» **EXERCISE OBJECTIVE**
Write out all the entries word for word, but skip any images.

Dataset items
= = = =
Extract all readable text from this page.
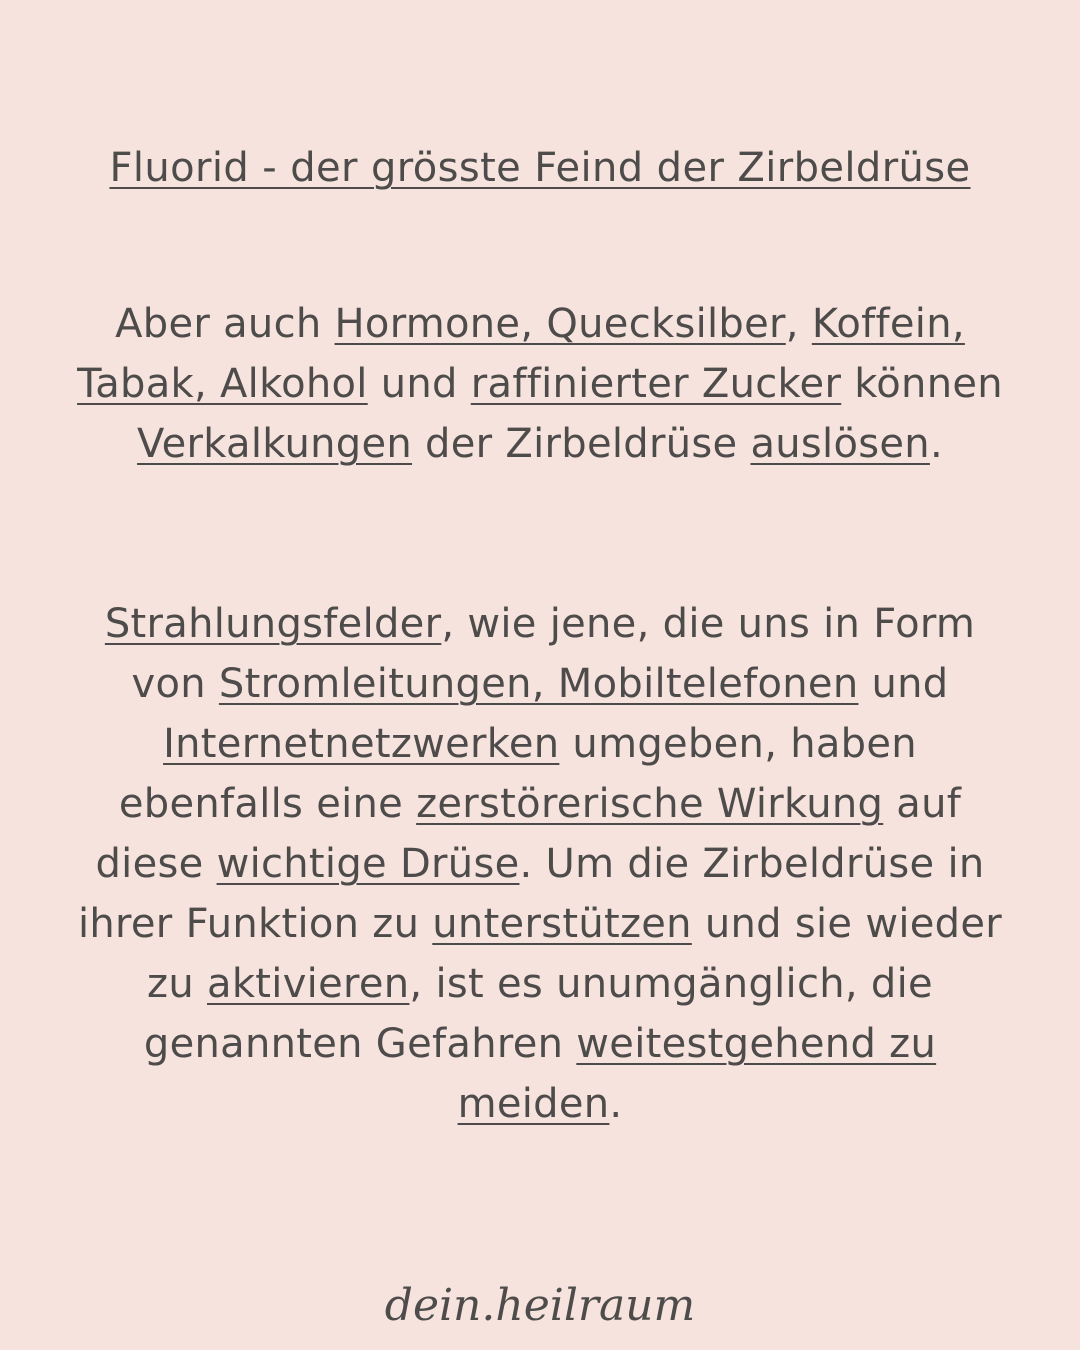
Fluorid - der grösste Feind der Zirbeldrüse

Aber auch Hormone, Quecksilber, Koffein, Tabak, Alkohol und raffinierter Zucker können Verkalkungen der Zirbeldrüse auslösen.

Strahlungsfelder, wie jene, die uns in Form von Stromleitungen, Mobiltelefonen und Internetnetzwerken umgeben, haben ebenfalls eine zerstörerische Wirkung auf diese wichtige Drüse. Um die Zirbeldrüse in ihrer Funktion zu unterstützen und sie wieder zu aktivieren, ist es unumgänglich, die genannten Gefahren weitestgehend zu meiden.

dein.heilraum
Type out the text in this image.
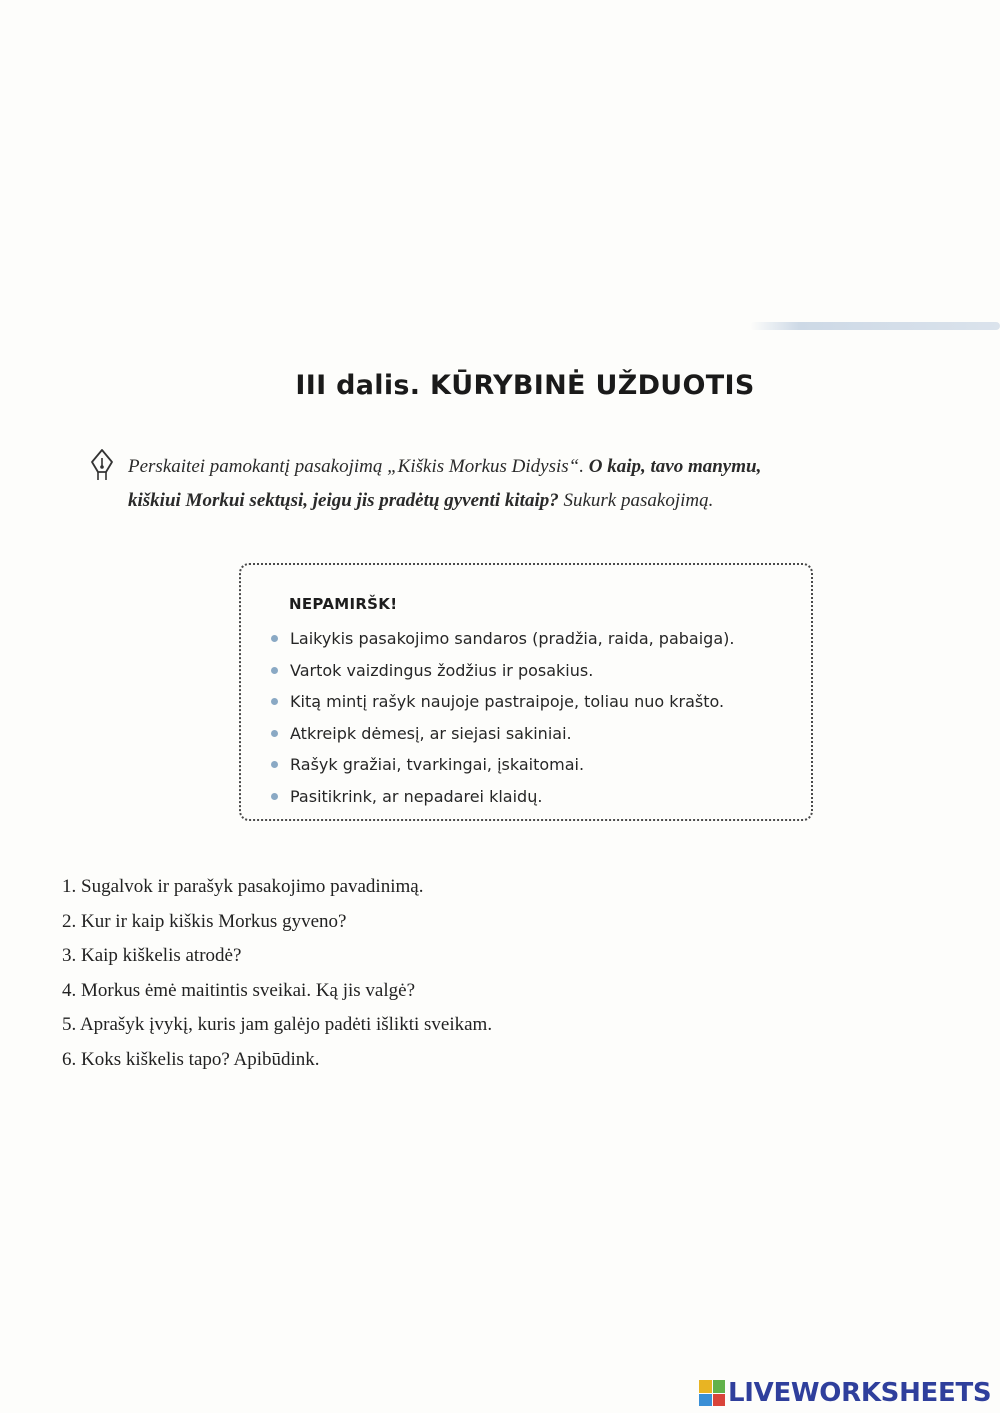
III dalis. KŪRYBINĖ UŽDUOTIS

Perskaitei pamokantį pasakojimą „Kiškis Morkus Didysis“. O kaip, tavo manymu,
kiškiui Morkui sektųsi, jeigu jis pradėtų gyventi kitaip? Sukurk pasakojimą.

NEPAMIRŠK!
Laikykis pasakojimo sandaros (pradžia, raida, pabaiga).
Vartok vaizdingus žodžius ir posakius.
Kitą mintį rašyk naujoje pastraipoje, toliau nuo krašto.
Atkreipk dėmesį, ar siejasi sakiniai.
Rašyk gražiai, tvarkingai, įskaitomai.
Pasitikrink, ar nepadarei klaidų.
1. Sugalvok ir parašyk pasakojimo pavadinimą.
2. Kur ir kaip kiškis Morkus gyveno?
3. Kaip kiškelis atrodė?
4. Morkus ėmė maitintis sveikai. Ką jis valgė?
5. Aprašyk įvykį, kuris jam galėjo padėti išlikti sveikam.
6. Koks kiškelis tapo? Apibūdink.
LIVEWORKSHEETS
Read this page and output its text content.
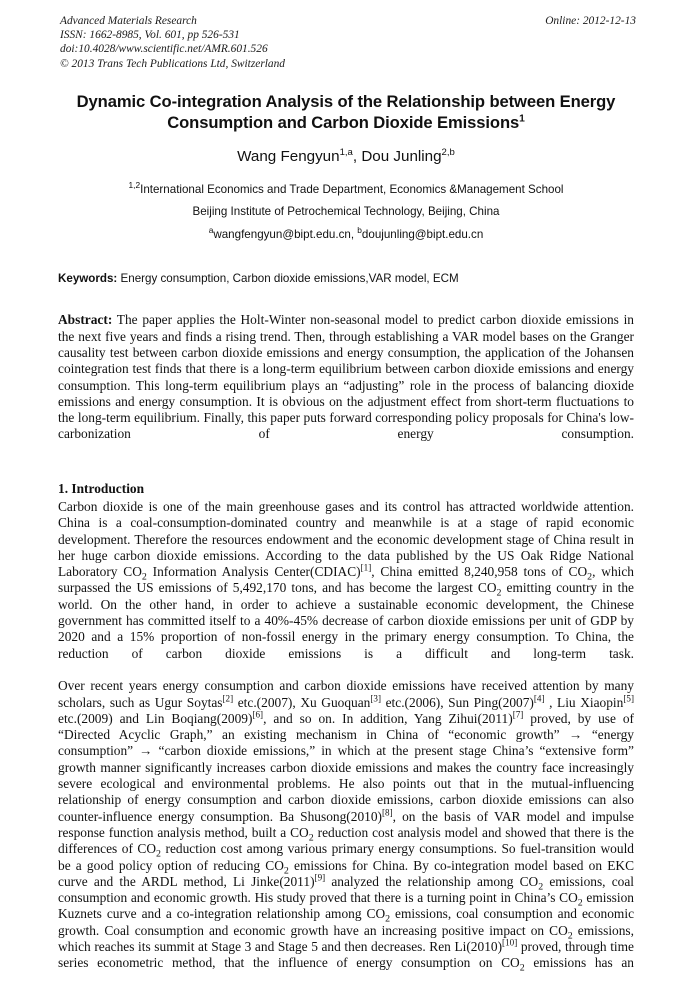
Online: 2012-12-13
Advanced Materials Research
ISSN: 1662-8985, Vol. 601, pp 526-531
doi:10.4028/www.scientific.net/AMR.601.526
© 2013 Trans Tech Publications Ltd, Switzerland
Dynamic Co-integration Analysis of the Relationship between Energy Consumption and Carbon Dioxide Emissions$^1$
Wang Fengyun$^{1,a}$, Dou Junling$^{2,b}$
$^{1,2}$International Economics and Trade Department, Economics &Management School
Beijing Institute of Petrochemical Technology, Beijing, China
$^a$wangfengyun@bipt.edu.cn, $^b$doujunling@bipt.edu.cn
Keywords: Energy consumption, Carbon dioxide emissions,VAR model, ECM
Abstract: The paper applies the Holt-Winter non-seasonal model to predict carbon dioxide emissions in the next five years and finds a rising trend. Then, through establishing a VAR model bases on the Granger causality test between carbon dioxide emissions and energy consumption, the application of the Johansen cointegration test finds that there is a long-term equilibrium between carbon dioxide emissions and energy consumption. This long-term equilibrium plays an “adjusting” role in the process of balancing dioxide emissions and energy consumption. It is obvious on the adjustment effect from short-term fluctuations to the long-term equilibrium. Finally, this paper puts forward corresponding policy proposals for China's low-carbonization of energy consumption.
1. Introduction

Carbon dioxide is one of the main greenhouse gases and its control has attracted worldwide attention. China is a coal-consumption-dominated country and meanwhile is at a stage of rapid economic development. Therefore the resources endowment and the economic development stage of China result in her huge carbon dioxide emissions. According to the data published by the US Oak Ridge National Laboratory $CO_2$ Information Analysis Center(CDIAC)[1], China emitted 8,240,958 tons of $CO_2$, which surpassed the US emissions of 5,492,170 tons, and has become the largest $CO_2$ emitting country in the world. On the other hand, in order to achieve a sustainable economic development, the Chinese government has committed itself to a 40%-45% decrease of carbon dioxide emissions per unit of GDP by 2020 and a 15% proportion of non-fossil energy in the primary energy consumption. To China, the reduction of carbon dioxide emissions is a difficult and long-term task.

Over recent years energy consumption and carbon dioxide emissions have received attention by many scholars, such as Ugur Soytas[2] etc.(2007), Xu Guoquan[3] etc.(2006), Sun Ping(2007)[4] , Liu Xiaopin[5] etc.(2009) and Lin Boqiang(2009)[6], and so on. In addition, Yang Zihui(2011)[7] proved, by use of “Directed Acyclic Graph,” an existing mechanism in China of “economic growth” → “energy consumption” → “carbon dioxide emissions,” in which at the present stage China’s “extensive form” growth manner significantly increases carbon dioxide emissions and makes the country face increasingly severe ecological and environmental problems. He also points out that in the mutual-influencing relationship of energy consumption and carbon dioxide emissions, carbon dioxide emissions can also counter-influence energy consumption. Ba Shusong(2010)[8], on the basis of VAR model and impulse response function analysis method, built a $CO_2$ reduction cost analysis model and showed that there is the differences of $CO_2$ reduction cost among various primary energy consumptions. So fuel-transition would be a good policy option of reducing $CO_2$ emissions for China. By co-integration model based on EKC curve and the ARDL method, Li Jinke(2011)[9] analyzed the relationship among $CO_2$ emissions, coal consumption and economic growth. His study proved that there is a turning point in China’s $CO_2$ emission Kuznets curve and a co-integration relationship among $CO_2$ emissions, coal consumption and economic growth. Coal consumption and economic growth have an increasing positive impact on $CO_2$ emissions, which reaches its summit at Stage 3 and Stage 5 and then decreases. Ren Li(2010)[10] proved, through time series econometric method, that the influence of energy consumption on $CO_2$ emissions has an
= = = =
» **FULL OUTPUT**
Extract all readable text from this page.
Fluorid - der grösste Feind der Zirbeldrüse

Aber auch Hormone, Quecksilber, Koffein, Tabak, Alkohol und raffinierter Zucker können Verkalkungen der Zirbeldrüse auslösen.

Strahlungsfelder, wie jene, die uns in Form von Stromleitungen, Mobiltelefonen und Internetnetzwerken umgeben, haben ebenfalls eine zerstörerische Wirkung auf diese wichtige Drüse. Um die Zirbeldrüse in ihrer Funktion zu unterstützen und sie wieder zu aktivieren, ist es unumgänglich, die genannten Gefahren weitestgehend zu meiden.

dein.heilraum
Type out the text in this image.
III dalis. KŪRYBINĖ UŽDUOTIS

Perskaitei pamokantį pasakojimą „Kiškis Morkus Didysis“. O kaip, tavo manymu,
kiškiui Morkui sektųsi, jeigu jis pradėtų gyventi kitaip? Sukurk pasakojimą.

NEPAMIRŠK!
Laikykis pasakojimo sandaros (pradžia, raida, pabaiga).
Vartok vaizdingus žodžius ir posakius.
Kitą mintį rašyk naujoje pastraipoje, toliau nuo krašto.
Atkreipk dėmesį, ar siejasi sakiniai.
Rašyk gražiai, tvarkingai, įskaitomai.
Pasitikrink, ar nepadarei klaidų.
1. Sugalvok ir parašyk pasakojimo pavadinimą.
2. Kur ir kaip kiškis Morkus gyveno?
3. Kaip kiškelis atrodė?
4. Morkus ėmė maitintis sveikai. Ką jis valgė?
5. Aprašyk įvykį, kuris jam galėjo padėti išlikti sveikam.
6. Koks kiškelis tapo? Apibūdink.
LIVEWORKSHEETS
Read this page and output its text content.
Online: 2012-12-13
Advanced Materials Research
ISSN: 1662-8985, Vol. 601, pp 526-531
doi:10.4028/www.scientific.net/AMR.601.526
© 2013 Trans Tech Publications Ltd, Switzerland
Dynamic Co-integration Analysis of the Relationship between Energy Consumption and Carbon Dioxide Emissions$^1$
Wang Fengyun$^{1,a}$, Dou Junling$^{2,b}$
$^{1,2}$International Economics and Trade Department, Economics &Management School
Beijing Institute of Petrochemical Technology, Beijing, China
$^a$wangfengyun@bipt.edu.cn, $^b$doujunling@bipt.edu.cn
Keywords: Energy consumption, Carbon dioxide emissions,VAR model, ECM
Abstract: The paper applies the Holt-Winter non-seasonal model to predict carbon dioxide emissions in the next five years and finds a rising trend. Then, through establishing a VAR model bases on the Granger causality test between carbon dioxide emissions and energy consumption, the application of the Johansen cointegration test finds that there is a long-term equilibrium between carbon dioxide emissions and energy consumption. This long-term equilibrium plays an “adjusting” role in the process of balancing dioxide emissions and energy consumption. It is obvious on the adjustment effect from short-term fluctuations to the long-term equilibrium. Finally, this paper puts forward corresponding policy proposals for China's low-carbonization of energy consumption.
1. Introduction

Carbon dioxide is one of the main greenhouse gases and its control has attracted worldwide attention. China is a coal-consumption-dominated country and meanwhile is at a stage of rapid economic development. Therefore the resources endowment and the economic development stage of China result in her huge carbon dioxide emissions. According to the data published by the US Oak Ridge National Laboratory $CO_2$ Information Analysis Center(CDIAC)[1], China emitted 8,240,958 tons of $CO_2$, which surpassed the US emissions of 5,492,170 tons, and has become the largest $CO_2$ emitting country in the world. On the other hand, in order to achieve a sustainable economic development, the Chinese government has committed itself to a 40%-45% decrease of carbon dioxide emissions per unit of GDP by 2020 and a 15% proportion of non-fossil energy in the primary energy consumption. To China, the reduction of carbon dioxide emissions is a difficult and long-term task.

Over recent years energy consumption and carbon dioxide emissions have received attention by many scholars, such as Ugur Soytas[2] etc.(2007), Xu Guoquan[3] etc.(2006), Sun Ping(2007)[4] , Liu Xiaopin[5] etc.(2009) and Lin Boqiang(2009)[6], and so on. In addition, Yang Zihui(2011)[7] proved, by use of “Directed Acyclic Graph,” an existing mechanism in China of “economic growth” → “energy consumption” → “carbon dioxide emissions,” in which at the present stage China’s “extensive form” growth manner significantly increases carbon dioxide emissions and makes the country face increasingly severe ecological and environmental problems. He also points out that in the mutual-influencing relationship of energy consumption and carbon dioxide emissions, carbon dioxide emissions can also counter-influence energy consumption. Ba Shusong(2010)[8], on the basis of VAR model and impulse response function analysis method, built a $CO_2$ reduction cost analysis model and showed that there is the differences of $CO_2$ reduction cost among various primary energy consumptions. So fuel-transition would be a good policy option of reducing $CO_2$ emissions for China. By co-integration model based on EKC curve and the ARDL method, Li Jinke(2011)[9] analyzed the relationship among $CO_2$ emissions, coal consumption and economic growth. His study proved that there is a turning point in China’s $CO_2$ emission Kuznets curve and a co-integration relationship among $CO_2$ emissions, coal consumption and economic growth. Coal consumption and economic growth have an increasing positive impact on $CO_2$ emissions, which reaches its summit at Stage 3 and Stage 5 and then decreases. Ren Li(2010)[10] proved, through time series econometric method, that the influence of energy consumption on $CO_2$ emissions has an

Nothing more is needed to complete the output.